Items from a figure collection
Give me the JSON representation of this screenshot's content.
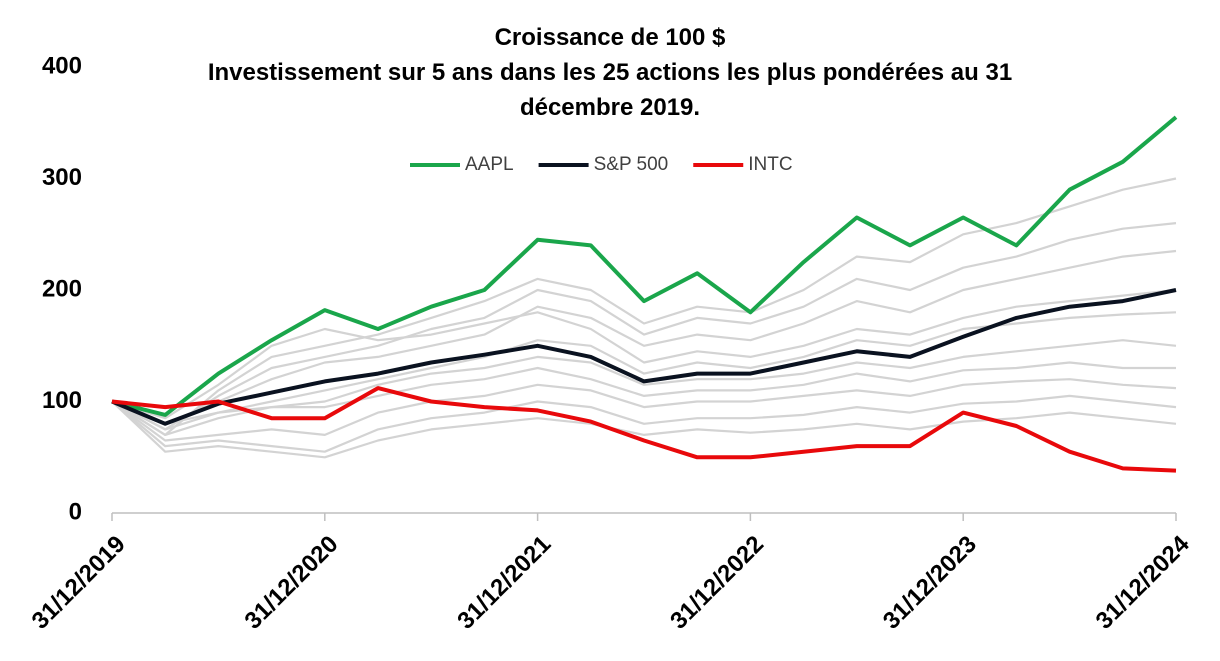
{
  "chart_data": {
    "type": "line",
    "title": "Croissance de 100 $",
    "subtitle": "Investissement sur 5 ans dans les 25 actions les plus pondérées au 31 décembre 2019.",
    "categories": [
      "31/12/2019",
      null,
      null,
      null,
      "31/12/2020",
      null,
      null,
      null,
      "31/12/2021",
      null,
      null,
      null,
      "31/12/2022",
      null,
      null,
      null,
      "31/12/2023",
      null,
      null,
      null,
      "31/12/2024"
    ],
    "ylim": [
      0,
      400
    ],
    "yticks": [
      0,
      100,
      200,
      300,
      400
    ],
    "grid": false,
    "legend": "top",
    "series": [
      {
        "color": "#d3d3d3",
        "values": [
          100,
          70,
          110,
          140,
          150,
          160,
          175,
          190,
          210,
          200,
          170,
          185,
          180,
          200,
          230,
          225,
          250,
          260,
          275,
          290,
          300
        ]
      },
      {
        "color": "#d3d3d3",
        "values": [
          100,
          75,
          105,
          130,
          140,
          150,
          165,
          175,
          200,
          190,
          160,
          175,
          170,
          185,
          210,
          200,
          220,
          230,
          245,
          255,
          260
        ]
      },
      {
        "color": "#d3d3d3",
        "values": [
          100,
          80,
          100,
          120,
          135,
          140,
          150,
          160,
          185,
          175,
          150,
          160,
          155,
          170,
          190,
          180,
          200,
          210,
          220,
          230,
          235
        ]
      },
      {
        "color": "#d3d3d3",
        "values": [
          100,
          85,
          115,
          150,
          165,
          155,
          160,
          170,
          180,
          165,
          135,
          145,
          140,
          150,
          165,
          160,
          175,
          185,
          190,
          195,
          200
        ]
      },
      {
        "color": "#d3d3d3",
        "values": [
          100,
          75,
          90,
          100,
          110,
          120,
          130,
          140,
          155,
          150,
          125,
          135,
          130,
          140,
          155,
          150,
          165,
          170,
          175,
          178,
          180
        ]
      },
      {
        "color": "#d3d3d3",
        "values": [
          100,
          70,
          85,
          95,
          100,
          115,
          125,
          130,
          140,
          135,
          115,
          120,
          120,
          125,
          135,
          130,
          140,
          145,
          150,
          155,
          150
        ]
      },
      {
        "color": "#d3d3d3",
        "values": [
          100,
          80,
          90,
          95,
          95,
          105,
          115,
          120,
          130,
          120,
          105,
          110,
          110,
          115,
          125,
          118,
          128,
          130,
          135,
          130,
          130
        ]
      },
      {
        "color": "#d3d3d3",
        "values": [
          100,
          65,
          70,
          75,
          70,
          90,
          100,
          105,
          115,
          110,
          95,
          100,
          100,
          105,
          110,
          105,
          115,
          118,
          120,
          115,
          112
        ]
      },
      {
        "color": "#d3d3d3",
        "values": [
          100,
          60,
          65,
          60,
          55,
          75,
          85,
          90,
          100,
          95,
          80,
          85,
          85,
          88,
          95,
          90,
          98,
          100,
          105,
          100,
          95
        ]
      },
      {
        "color": "#d3d3d3",
        "values": [
          100,
          55,
          60,
          55,
          50,
          65,
          75,
          80,
          85,
          80,
          70,
          75,
          72,
          75,
          80,
          75,
          82,
          85,
          90,
          85,
          80
        ]
      },
      {
        "name": "AAPL",
        "color": "#1aa64b",
        "values": [
          100,
          88,
          125,
          155,
          182,
          165,
          185,
          200,
          245,
          240,
          190,
          215,
          180,
          225,
          265,
          240,
          265,
          240,
          290,
          315,
          355
        ]
      },
      {
        "name": "S&P 500",
        "color": "#0a1220",
        "values": [
          100,
          80,
          98,
          108,
          118,
          125,
          135,
          142,
          150,
          140,
          118,
          125,
          125,
          135,
          145,
          140,
          158,
          175,
          185,
          190,
          200
        ]
      },
      {
        "name": "INTC",
        "color": "#e8090b",
        "values": [
          100,
          95,
          100,
          85,
          85,
          112,
          100,
          95,
          92,
          82,
          65,
          50,
          50,
          55,
          60,
          60,
          90,
          78,
          55,
          40,
          38
        ]
      }
    ]
  }
}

SHORT TASK:
Repeat the material above in full and exactly, apart from the pictures.

RESPONSE TO THE TASK:
Give me the JSON representation of this screenshot's content.
{
  "chart_data": {
    "type": "line",
    "title": "Croissance de 100 $",
    "subtitle": "Investissement sur 5 ans dans les 25 actions les plus pondérées au 31 décembre 2019.",
    "categories": [
      "31/12/2019",
      null,
      null,
      null,
      "31/12/2020",
      null,
      null,
      null,
      "31/12/2021",
      null,
      null,
      null,
      "31/12/2022",
      null,
      null,
      null,
      "31/12/2023",
      null,
      null,
      null,
      "31/12/2024"
    ],
    "ylim": [
      0,
      400
    ],
    "yticks": [
      0,
      100,
      200,
      300,
      400
    ],
    "grid": false,
    "legend": "top",
    "series": [
      {
        "color": "#d3d3d3",
        "values": [
          100,
          70,
          110,
          140,
          150,
          160,
          175,
          190,
          210,
          200,
          170,
          185,
          180,
          200,
          230,
          225,
          250,
          260,
          275,
          290,
          300
        ]
      },
      {
        "color": "#d3d3d3",
        "values": [
          100,
          75,
          105,
          130,
          140,
          150,
          165,
          175,
          200,
          190,
          160,
          175,
          170,
          185,
          210,
          200,
          220,
          230,
          245,
          255,
          260
        ]
      },
      {
        "color": "#d3d3d3",
        "values": [
          100,
          80,
          100,
          120,
          135,
          140,
          150,
          160,
          185,
          175,
          150,
          160,
          155,
          170,
          190,
          180,
          200,
          210,
          220,
          230,
          235
        ]
      },
      {
        "color": "#d3d3d3",
        "values": [
          100,
          85,
          115,
          150,
          165,
          155,
          160,
          170,
          180,
          165,
          135,
          145,
          140,
          150,
          165,
          160,
          175,
          185,
          190,
          195,
          200
        ]
      },
      {
        "color": "#d3d3d3",
        "values": [
          100,
          75,
          90,
          100,
          110,
          120,
          130,
          140,
          155,
          150,
          125,
          135,
          130,
          140,
          155,
          150,
          165,
          170,
          175,
          178,
          180
        ]
      },
      {
        "color": "#d3d3d3",
        "values": [
          100,
          70,
          85,
          95,
          100,
          115,
          125,
          130,
          140,
          135,
          115,
          120,
          120,
          125,
          135,
          130,
          140,
          145,
          150,
          155,
          150
        ]
      },
      {
        "color": "#d3d3d3",
        "values": [
          100,
          80,
          90,
          95,
          95,
          105,
          115,
          120,
          130,
          120,
          105,
          110,
          110,
          115,
          125,
          118,
          128,
          130,
          135,
          130,
          130
        ]
      },
      {
        "color": "#d3d3d3",
        "values": [
          100,
          65,
          70,
          75,
          70,
          90,
          100,
          105,
          115,
          110,
          95,
          100,
          100,
          105,
          110,
          105,
          115,
          118,
          120,
          115,
          112
        ]
      },
      {
        "color": "#d3d3d3",
        "values": [
          100,
          60,
          65,
          60,
          55,
          75,
          85,
          90,
          100,
          95,
          80,
          85,
          85,
          88,
          95,
          90,
          98,
          100,
          105,
          100,
          95
        ]
      },
      {
        "color": "#d3d3d3",
        "values": [
          100,
          55,
          60,
          55,
          50,
          65,
          75,
          80,
          85,
          80,
          70,
          75,
          72,
          75,
          80,
          75,
          82,
          85,
          90,
          85,
          80
        ]
      },
      {
        "name": "AAPL",
        "color": "#1aa64b",
        "values": [
          100,
          88,
          125,
          155,
          182,
          165,
          185,
          200,
          245,
          240,
          190,
          215,
          180,
          225,
          265,
          240,
          265,
          240,
          290,
          315,
          355
        ]
      },
      {
        "name": "S&P 500",
        "color": "#0a1220",
        "values": [
          100,
          80,
          98,
          108,
          118,
          125,
          135,
          142,
          150,
          140,
          118,
          125,
          125,
          135,
          145,
          140,
          158,
          175,
          185,
          190,
          200
        ]
      },
      {
        "name": "INTC",
        "color": "#e8090b",
        "values": [
          100,
          95,
          100,
          85,
          85,
          112,
          100,
          95,
          92,
          82,
          65,
          50,
          50,
          55,
          60,
          60,
          90,
          78,
          55,
          40,
          38
        ]
      }
    ]
  }
}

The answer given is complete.